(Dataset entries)
+---+
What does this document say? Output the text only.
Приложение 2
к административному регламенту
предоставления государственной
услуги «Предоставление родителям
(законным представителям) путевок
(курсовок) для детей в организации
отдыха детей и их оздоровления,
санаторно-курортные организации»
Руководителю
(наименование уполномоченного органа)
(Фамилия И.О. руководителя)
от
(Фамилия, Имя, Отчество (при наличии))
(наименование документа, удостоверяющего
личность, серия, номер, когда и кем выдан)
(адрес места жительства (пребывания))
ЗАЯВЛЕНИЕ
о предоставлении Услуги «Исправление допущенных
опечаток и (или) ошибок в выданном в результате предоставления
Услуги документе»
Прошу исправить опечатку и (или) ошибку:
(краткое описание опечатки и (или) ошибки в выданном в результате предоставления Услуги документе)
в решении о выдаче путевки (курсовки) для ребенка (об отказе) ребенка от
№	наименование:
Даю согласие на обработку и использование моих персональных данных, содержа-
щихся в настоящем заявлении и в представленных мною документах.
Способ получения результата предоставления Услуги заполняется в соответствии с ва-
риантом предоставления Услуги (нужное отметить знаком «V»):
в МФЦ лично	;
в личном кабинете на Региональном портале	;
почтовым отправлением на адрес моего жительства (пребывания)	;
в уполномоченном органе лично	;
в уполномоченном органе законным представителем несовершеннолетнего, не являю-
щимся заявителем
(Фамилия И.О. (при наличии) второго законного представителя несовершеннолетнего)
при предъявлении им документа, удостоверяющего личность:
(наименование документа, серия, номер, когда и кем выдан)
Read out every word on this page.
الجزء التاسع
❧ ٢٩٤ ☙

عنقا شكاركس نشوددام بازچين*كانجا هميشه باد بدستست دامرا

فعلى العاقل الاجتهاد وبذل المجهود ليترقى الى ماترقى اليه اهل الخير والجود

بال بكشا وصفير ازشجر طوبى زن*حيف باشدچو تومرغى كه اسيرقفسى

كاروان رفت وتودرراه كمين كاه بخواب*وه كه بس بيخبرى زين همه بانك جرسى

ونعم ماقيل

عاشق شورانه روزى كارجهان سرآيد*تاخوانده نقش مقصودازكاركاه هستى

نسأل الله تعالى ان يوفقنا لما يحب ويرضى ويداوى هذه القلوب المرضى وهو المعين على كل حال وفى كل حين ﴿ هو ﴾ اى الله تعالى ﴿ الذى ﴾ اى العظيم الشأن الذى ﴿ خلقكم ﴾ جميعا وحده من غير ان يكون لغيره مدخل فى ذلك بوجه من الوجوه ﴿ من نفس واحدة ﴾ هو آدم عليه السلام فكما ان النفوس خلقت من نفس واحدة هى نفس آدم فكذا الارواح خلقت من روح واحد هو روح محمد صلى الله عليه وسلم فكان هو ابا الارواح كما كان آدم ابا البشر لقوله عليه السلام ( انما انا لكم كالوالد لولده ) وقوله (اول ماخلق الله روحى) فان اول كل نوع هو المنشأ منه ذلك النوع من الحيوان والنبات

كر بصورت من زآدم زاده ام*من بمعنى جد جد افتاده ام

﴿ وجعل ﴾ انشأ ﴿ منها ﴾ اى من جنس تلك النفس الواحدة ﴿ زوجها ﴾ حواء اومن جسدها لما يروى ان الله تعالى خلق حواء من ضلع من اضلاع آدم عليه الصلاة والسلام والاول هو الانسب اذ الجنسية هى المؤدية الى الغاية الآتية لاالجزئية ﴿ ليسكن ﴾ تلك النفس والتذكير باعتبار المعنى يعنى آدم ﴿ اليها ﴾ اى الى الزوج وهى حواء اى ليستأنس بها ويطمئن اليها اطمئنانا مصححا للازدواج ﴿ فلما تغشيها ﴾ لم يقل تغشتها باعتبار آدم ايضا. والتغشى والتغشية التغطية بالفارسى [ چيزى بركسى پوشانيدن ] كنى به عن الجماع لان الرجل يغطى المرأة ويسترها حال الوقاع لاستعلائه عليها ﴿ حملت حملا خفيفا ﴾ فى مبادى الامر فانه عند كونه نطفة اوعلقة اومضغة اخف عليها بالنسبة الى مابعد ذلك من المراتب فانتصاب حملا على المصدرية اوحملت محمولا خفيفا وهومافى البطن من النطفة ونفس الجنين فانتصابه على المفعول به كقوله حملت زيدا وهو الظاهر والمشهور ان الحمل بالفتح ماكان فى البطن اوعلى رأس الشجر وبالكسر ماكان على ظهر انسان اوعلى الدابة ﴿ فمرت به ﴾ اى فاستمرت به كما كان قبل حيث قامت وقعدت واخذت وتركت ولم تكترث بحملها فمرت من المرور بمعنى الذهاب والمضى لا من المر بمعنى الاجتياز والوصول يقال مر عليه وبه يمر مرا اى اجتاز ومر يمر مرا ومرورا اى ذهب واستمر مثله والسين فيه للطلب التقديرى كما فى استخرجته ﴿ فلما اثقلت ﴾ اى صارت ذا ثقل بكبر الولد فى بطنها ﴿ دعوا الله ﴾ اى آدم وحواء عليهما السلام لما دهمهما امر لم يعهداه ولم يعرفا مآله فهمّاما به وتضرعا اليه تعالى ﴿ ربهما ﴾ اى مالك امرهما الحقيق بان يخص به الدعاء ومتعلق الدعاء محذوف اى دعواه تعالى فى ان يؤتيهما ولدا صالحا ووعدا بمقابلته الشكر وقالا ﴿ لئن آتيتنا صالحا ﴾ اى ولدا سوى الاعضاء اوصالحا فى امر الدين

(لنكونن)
+---+
**YOUR GOAL:** Some lines of the data above may hold the word "несовершеннолетнего"; report how many do, and nothing else.

**SOLUTION:** 2